## Ziel:
Benenne im gesamten folgenden Material „mass-gainers-bar“ überall in „mass-gainer-bar“ um und gib alle Zeilen sonst unverändert wieder.

## Extrahiertes Material:
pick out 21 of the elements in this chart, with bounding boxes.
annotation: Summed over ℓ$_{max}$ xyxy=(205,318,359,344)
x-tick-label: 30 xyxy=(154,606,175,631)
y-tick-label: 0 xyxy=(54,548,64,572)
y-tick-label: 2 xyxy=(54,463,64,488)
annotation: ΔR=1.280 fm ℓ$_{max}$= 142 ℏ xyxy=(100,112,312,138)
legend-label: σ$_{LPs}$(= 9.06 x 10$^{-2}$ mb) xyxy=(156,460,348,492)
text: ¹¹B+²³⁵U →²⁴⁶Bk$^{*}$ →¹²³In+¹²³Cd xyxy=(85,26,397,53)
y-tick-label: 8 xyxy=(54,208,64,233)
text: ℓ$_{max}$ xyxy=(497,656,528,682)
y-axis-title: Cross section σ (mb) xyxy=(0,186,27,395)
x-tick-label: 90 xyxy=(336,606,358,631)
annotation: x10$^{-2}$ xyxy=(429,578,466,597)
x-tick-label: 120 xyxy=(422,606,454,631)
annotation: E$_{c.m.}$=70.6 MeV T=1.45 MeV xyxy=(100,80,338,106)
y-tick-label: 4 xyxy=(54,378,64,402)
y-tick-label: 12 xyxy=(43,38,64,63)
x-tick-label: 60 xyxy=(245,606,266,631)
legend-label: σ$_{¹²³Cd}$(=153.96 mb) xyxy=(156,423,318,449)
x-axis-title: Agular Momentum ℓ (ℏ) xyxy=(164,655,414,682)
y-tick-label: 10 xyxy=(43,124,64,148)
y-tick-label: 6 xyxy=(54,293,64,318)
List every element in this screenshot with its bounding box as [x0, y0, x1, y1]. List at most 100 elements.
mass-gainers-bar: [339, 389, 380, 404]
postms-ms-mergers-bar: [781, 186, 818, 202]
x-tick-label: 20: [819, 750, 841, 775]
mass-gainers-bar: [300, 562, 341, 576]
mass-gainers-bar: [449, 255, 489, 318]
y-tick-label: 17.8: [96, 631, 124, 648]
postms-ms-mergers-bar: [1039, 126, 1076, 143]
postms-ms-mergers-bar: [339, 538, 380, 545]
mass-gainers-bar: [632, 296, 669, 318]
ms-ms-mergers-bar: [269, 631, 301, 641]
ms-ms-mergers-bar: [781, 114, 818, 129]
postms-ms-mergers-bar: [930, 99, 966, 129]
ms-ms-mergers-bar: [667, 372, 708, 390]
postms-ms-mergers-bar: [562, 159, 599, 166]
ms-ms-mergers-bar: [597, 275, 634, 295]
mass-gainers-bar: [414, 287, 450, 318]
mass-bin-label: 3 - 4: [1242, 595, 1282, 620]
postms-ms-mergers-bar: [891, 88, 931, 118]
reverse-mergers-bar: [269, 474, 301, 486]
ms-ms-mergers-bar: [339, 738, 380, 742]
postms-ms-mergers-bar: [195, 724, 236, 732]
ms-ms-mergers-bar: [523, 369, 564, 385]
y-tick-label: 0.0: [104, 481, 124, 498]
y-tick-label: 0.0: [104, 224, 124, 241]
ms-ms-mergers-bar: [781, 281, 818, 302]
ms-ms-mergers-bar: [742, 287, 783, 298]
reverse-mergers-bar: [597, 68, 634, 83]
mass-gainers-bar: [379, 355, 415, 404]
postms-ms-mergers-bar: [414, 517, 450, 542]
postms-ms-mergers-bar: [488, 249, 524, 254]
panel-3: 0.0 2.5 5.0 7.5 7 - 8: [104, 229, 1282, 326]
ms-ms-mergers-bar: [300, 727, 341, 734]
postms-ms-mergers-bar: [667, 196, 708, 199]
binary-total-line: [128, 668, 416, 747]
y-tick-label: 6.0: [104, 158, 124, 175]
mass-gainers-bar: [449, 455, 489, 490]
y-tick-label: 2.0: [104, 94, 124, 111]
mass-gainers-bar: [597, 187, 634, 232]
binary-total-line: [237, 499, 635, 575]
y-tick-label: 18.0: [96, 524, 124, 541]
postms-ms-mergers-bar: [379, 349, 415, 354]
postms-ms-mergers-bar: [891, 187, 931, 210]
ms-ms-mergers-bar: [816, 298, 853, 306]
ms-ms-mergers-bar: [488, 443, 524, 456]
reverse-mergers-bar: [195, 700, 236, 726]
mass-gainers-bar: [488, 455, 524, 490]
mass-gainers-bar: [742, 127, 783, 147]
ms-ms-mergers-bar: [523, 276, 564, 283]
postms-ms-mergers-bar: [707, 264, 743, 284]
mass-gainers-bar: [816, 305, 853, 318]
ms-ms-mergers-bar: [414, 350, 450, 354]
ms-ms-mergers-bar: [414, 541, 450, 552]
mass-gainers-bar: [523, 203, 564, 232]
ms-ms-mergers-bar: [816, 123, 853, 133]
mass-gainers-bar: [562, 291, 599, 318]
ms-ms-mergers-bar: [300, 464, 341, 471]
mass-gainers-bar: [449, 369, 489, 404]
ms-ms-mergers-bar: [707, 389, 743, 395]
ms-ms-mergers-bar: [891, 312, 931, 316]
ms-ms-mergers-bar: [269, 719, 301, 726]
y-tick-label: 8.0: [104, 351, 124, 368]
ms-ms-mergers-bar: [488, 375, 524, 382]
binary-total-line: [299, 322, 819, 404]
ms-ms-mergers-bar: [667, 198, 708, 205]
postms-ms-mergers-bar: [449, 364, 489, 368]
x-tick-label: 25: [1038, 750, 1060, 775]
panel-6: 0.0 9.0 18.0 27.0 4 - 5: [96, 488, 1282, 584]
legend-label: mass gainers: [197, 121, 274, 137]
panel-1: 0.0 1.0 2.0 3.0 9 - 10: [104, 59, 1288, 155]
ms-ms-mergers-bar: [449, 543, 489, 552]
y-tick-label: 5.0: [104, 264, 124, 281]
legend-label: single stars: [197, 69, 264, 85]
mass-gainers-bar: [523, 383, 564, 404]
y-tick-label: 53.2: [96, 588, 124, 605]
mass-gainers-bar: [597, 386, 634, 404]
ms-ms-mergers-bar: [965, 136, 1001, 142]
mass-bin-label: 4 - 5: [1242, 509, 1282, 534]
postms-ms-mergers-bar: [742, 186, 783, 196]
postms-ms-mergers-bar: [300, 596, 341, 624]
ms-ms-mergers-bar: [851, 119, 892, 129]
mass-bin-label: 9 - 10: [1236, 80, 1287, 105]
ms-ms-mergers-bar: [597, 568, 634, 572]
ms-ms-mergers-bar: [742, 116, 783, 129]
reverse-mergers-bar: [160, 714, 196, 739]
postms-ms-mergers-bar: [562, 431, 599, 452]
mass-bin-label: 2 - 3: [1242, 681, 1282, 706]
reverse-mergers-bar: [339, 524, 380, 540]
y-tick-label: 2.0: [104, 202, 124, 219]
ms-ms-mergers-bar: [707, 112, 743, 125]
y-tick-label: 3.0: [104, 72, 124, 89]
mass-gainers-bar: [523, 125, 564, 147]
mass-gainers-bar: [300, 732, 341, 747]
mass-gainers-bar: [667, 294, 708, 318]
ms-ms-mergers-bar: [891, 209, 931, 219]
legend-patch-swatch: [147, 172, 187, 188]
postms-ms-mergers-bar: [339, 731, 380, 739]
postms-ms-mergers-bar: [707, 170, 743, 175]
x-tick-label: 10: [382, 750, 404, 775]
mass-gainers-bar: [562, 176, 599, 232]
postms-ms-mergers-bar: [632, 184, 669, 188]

## Lösung der Aufgabe:
pick out 21 of the elements in this chart, with bounding boxes.
annotation: Summed over ℓ$_{max}$ xyxy=(205,318,359,344)
x-tick-label: 30 xyxy=(154,606,175,631)
y-tick-label: 0 xyxy=(54,548,64,572)
y-tick-label: 2 xyxy=(54,463,64,488)
annotation: ΔR=1.280 fm ℓ$_{max}$= 142 ℏ xyxy=(100,112,312,138)
legend-label: σ$_{LPs}$(= 9.06 x 10$^{-2}$ mb) xyxy=(156,460,348,492)
text: ¹¹B+²³⁵U →²⁴⁶Bk$^{*}$ →¹²³In+¹²³Cd xyxy=(85,26,397,53)
y-tick-label: 8 xyxy=(54,208,64,233)
text: ℓ$_{max}$ xyxy=(497,656,528,682)
y-axis-title: Cross section σ (mb) xyxy=(0,186,27,395)
x-tick-label: 90 xyxy=(336,606,358,631)
annotation: x10$^{-2}$ xyxy=(429,578,466,597)
x-tick-label: 120 xyxy=(422,606,454,631)
annotation: E$_{c.m.}$=70.6 MeV T=1.45 MeV xyxy=(100,80,338,106)
y-tick-label: 4 xyxy=(54,378,64,402)
y-tick-label: 12 xyxy=(43,38,64,63)
x-tick-label: 60 xyxy=(245,606,266,631)
legend-label: σ$_{¹²³Cd}$(=153.96 mb) xyxy=(156,423,318,449)
x-axis-title: Agular Momentum ℓ (ℏ) xyxy=(164,655,414,682)
y-tick-label: 10 xyxy=(43,124,64,148)
y-tick-label: 6 xyxy=(54,293,64,318)
List every element in this screenshot with its bounding box as [x0, y0, x1, y1]. List at most 100 elements.
mass-gainer-bar: [339, 389, 380, 404]
postms-ms-mergers-bar: [781, 186, 818, 202]
x-tick-label: 20: [819, 750, 841, 775]
mass-gainer-bar: [300, 562, 341, 576]
mass-gainer-bar: [449, 255, 489, 318]
y-tick-label: 17.8: [96, 631, 124, 648]
postms-ms-mergers-bar: [1039, 126, 1076, 143]
postms-ms-mergers-bar: [339, 538, 380, 545]
mass-gainer-bar: [632, 296, 669, 318]
ms-ms-mergers-bar: [269, 631, 301, 641]
ms-ms-mergers-bar: [781, 114, 818, 129]
postms-ms-mergers-bar: [930, 99, 966, 129]
ms-ms-mergers-bar: [667, 372, 708, 390]
postms-ms-mergers-bar: [562, 159, 599, 166]
ms-ms-mergers-bar: [597, 275, 634, 295]
mass-gainer-bar: [414, 287, 450, 318]
mass-bin-label: 3 - 4: [1242, 595, 1282, 620]
postms-ms-mergers-bar: [891, 88, 931, 118]
reverse-mergers-bar: [269, 474, 301, 486]
ms-ms-mergers-bar: [339, 738, 380, 742]
postms-ms-mergers-bar: [195, 724, 236, 732]
ms-ms-mergers-bar: [523, 369, 564, 385]
y-tick-label: 0.0: [104, 481, 124, 498]
y-tick-label: 0.0: [104, 224, 124, 241]
ms-ms-mergers-bar: [781, 281, 818, 302]
ms-ms-mergers-bar: [742, 287, 783, 298]
reverse-mergers-bar: [597, 68, 634, 83]
mass-gainer-bar: [379, 355, 415, 404]
postms-ms-mergers-bar: [414, 517, 450, 542]
postms-ms-mergers-bar: [488, 249, 524, 254]
panel-3: 0.0 2.5 5.0 7.5 7 - 8: [104, 229, 1282, 326]
ms-ms-mergers-bar: [300, 727, 341, 734]
postms-ms-mergers-bar: [667, 196, 708, 199]
binary-total-line: [128, 668, 416, 747]
y-tick-label: 6.0: [104, 158, 124, 175]
mass-gainer-bar: [449, 455, 489, 490]
y-tick-label: 2.0: [104, 94, 124, 111]
mass-gainer-bar: [597, 187, 634, 232]
binary-total-line: [237, 499, 635, 575]
y-tick-label: 18.0: [96, 524, 124, 541]
postms-ms-mergers-bar: [379, 349, 415, 354]
postms-ms-mergers-bar: [891, 187, 931, 210]
ms-ms-mergers-bar: [816, 298, 853, 306]
ms-ms-mergers-bar: [488, 443, 524, 456]
reverse-mergers-bar: [195, 700, 236, 726]
mass-gainer-bar: [488, 455, 524, 490]
mass-gainer-bar: [742, 127, 783, 147]
ms-ms-mergers-bar: [523, 276, 564, 283]
postms-ms-mergers-bar: [707, 264, 743, 284]
mass-gainer-bar: [816, 305, 853, 318]
ms-ms-mergers-bar: [414, 350, 450, 354]
ms-ms-mergers-bar: [414, 541, 450, 552]
mass-gainer-bar: [523, 203, 564, 232]
ms-ms-mergers-bar: [816, 123, 853, 133]
mass-gainer-bar: [562, 291, 599, 318]
ms-ms-mergers-bar: [300, 464, 341, 471]
mass-gainer-bar: [449, 369, 489, 404]
ms-ms-mergers-bar: [707, 389, 743, 395]
ms-ms-mergers-bar: [891, 312, 931, 316]
ms-ms-mergers-bar: [269, 719, 301, 726]
y-tick-label: 8.0: [104, 351, 124, 368]
ms-ms-mergers-bar: [488, 375, 524, 382]
binary-total-line: [299, 322, 819, 404]
ms-ms-mergers-bar: [667, 198, 708, 205]
postms-ms-mergers-bar: [449, 364, 489, 368]
x-tick-label: 25: [1038, 750, 1060, 775]
panel-6: 0.0 9.0 18.0 27.0 4 - 5: [96, 488, 1282, 584]
legend-label: mass gainers: [197, 121, 274, 137]
panel-1: 0.0 1.0 2.0 3.0 9 - 10: [104, 59, 1288, 155]
ms-ms-mergers-bar: [449, 543, 489, 552]
y-tick-label: 5.0: [104, 264, 124, 281]
legend-label: single stars: [197, 69, 264, 85]
mass-gainer-bar: [523, 383, 564, 404]
y-tick-label: 53.2: [96, 588, 124, 605]
mass-gainer-bar: [597, 386, 634, 404]
ms-ms-mergers-bar: [965, 136, 1001, 142]
mass-bin-label: 4 - 5: [1242, 509, 1282, 534]
postms-ms-mergers-bar: [742, 186, 783, 196]
postms-ms-mergers-bar: [300, 596, 341, 624]
ms-ms-mergers-bar: [851, 119, 892, 129]
mass-bin-label: 9 - 10: [1236, 80, 1287, 105]
ms-ms-mergers-bar: [597, 568, 634, 572]
ms-ms-mergers-bar: [742, 116, 783, 129]
reverse-mergers-bar: [160, 714, 196, 739]
postms-ms-mergers-bar: [562, 431, 599, 452]
mass-bin-label: 2 - 3: [1242, 681, 1282, 706]
reverse-mergers-bar: [339, 524, 380, 540]
y-tick-label: 2.0: [104, 202, 124, 219]
ms-ms-mergers-bar: [707, 112, 743, 125]
y-tick-label: 3.0: [104, 72, 124, 89]
mass-gainer-bar: [523, 125, 564, 147]
mass-gainer-bar: [300, 732, 341, 747]
mass-gainer-bar: [667, 294, 708, 318]
ms-ms-mergers-bar: [891, 209, 931, 219]
legend-patch-swatch: [147, 172, 187, 188]
postms-ms-mergers-bar: [339, 731, 380, 739]
postms-ms-mergers-bar: [707, 170, 743, 175]
x-tick-label: 10: [382, 750, 404, 775]
mass-gainer-bar: [562, 176, 599, 232]
postms-ms-mergers-bar: [632, 184, 669, 188]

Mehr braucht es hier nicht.